# Instructions for the task
Copy each of the entries below faithfully, setting aside any pictures.

# Listing
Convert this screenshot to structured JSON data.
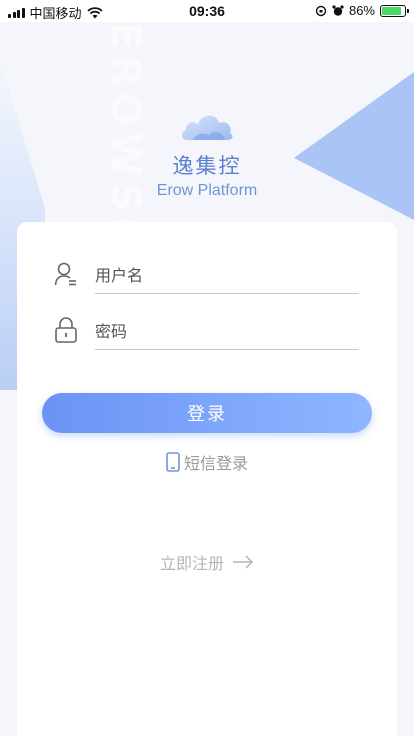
{
  "status_bar": {
    "carrier": "中国移动",
    "time": "09:36",
    "battery_percent": "86%",
    "battery_level": 0.86
  },
  "brand": {
    "vertical_text": "EROWSOFT",
    "app_name": "逸集控",
    "platform_name": "Erow Platform",
    "accent_color": "#6f95d8"
  },
  "login_form": {
    "username_placeholder": "用户名",
    "password_placeholder": "密码",
    "login_button": "登录",
    "sms_login": "短信登录",
    "register_link": "立即注册"
  },
  "icons": {
    "user": "user-icon",
    "lock": "lock-icon",
    "phone": "phone-icon",
    "arrow": "arrow-right-icon",
    "cloud": "cloud-logo-icon"
  }
}
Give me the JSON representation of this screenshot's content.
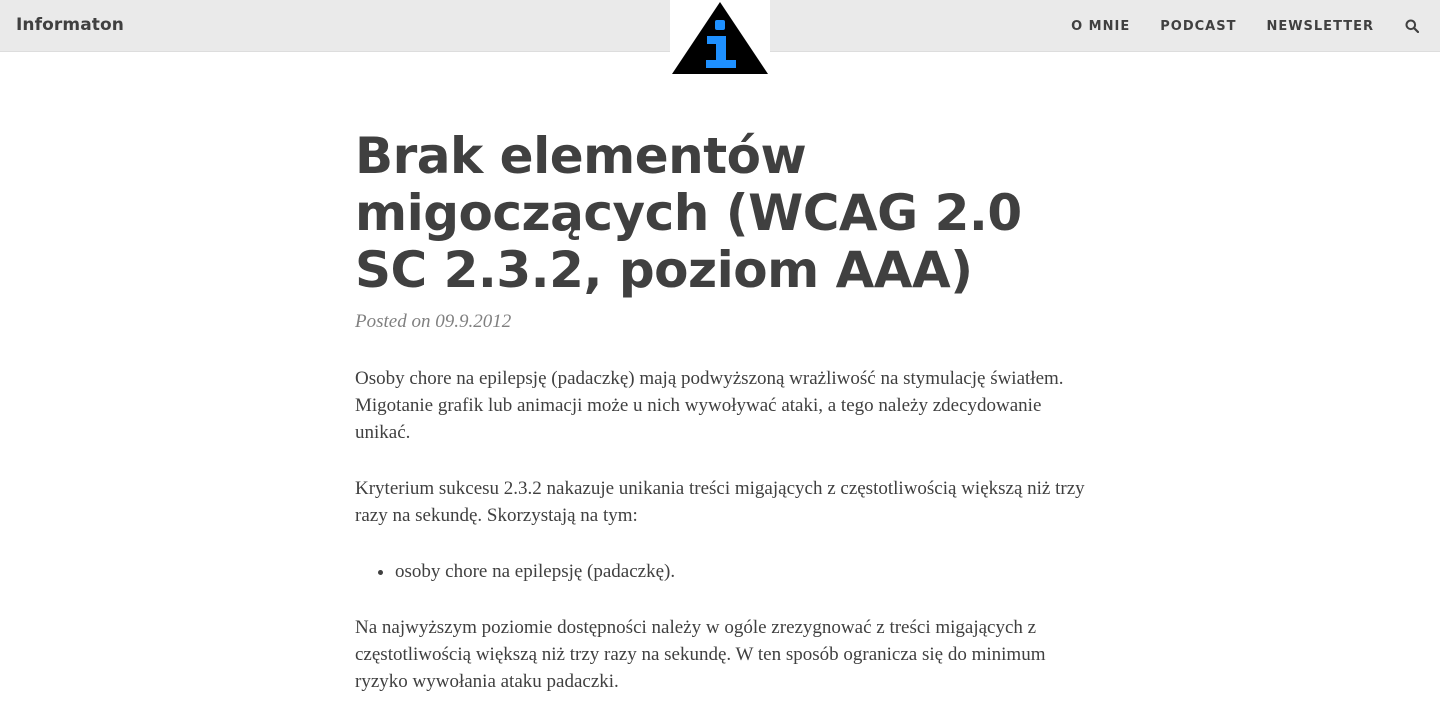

# Exercise output
Convert this screenshot to structured JSON data.
{
  "status_bar": {
    "carrier": "中国移动",
    "time": "09:36",
    "battery_percent": "86%",
    "battery_level": 0.86
  },
  "brand": {
    "vertical_text": "EROWSOFT",
    "app_name": "逸集控",
    "platform_name": "Erow Platform",
    "accent_color": "#6f95d8"
  },
  "login_form": {
    "username_placeholder": "用户名",
    "password_placeholder": "密码",
    "login_button": "登录",
    "sms_login": "短信登录",
    "register_link": "立即注册"
  },
  "icons": {
    "user": "user-icon",
    "lock": "lock-icon",
    "phone": "phone-icon",
    "arrow": "arrow-right-icon",
    "cloud": "cloud-logo-icon"
  }
}
Give me the JSON representation of this screenshot's content.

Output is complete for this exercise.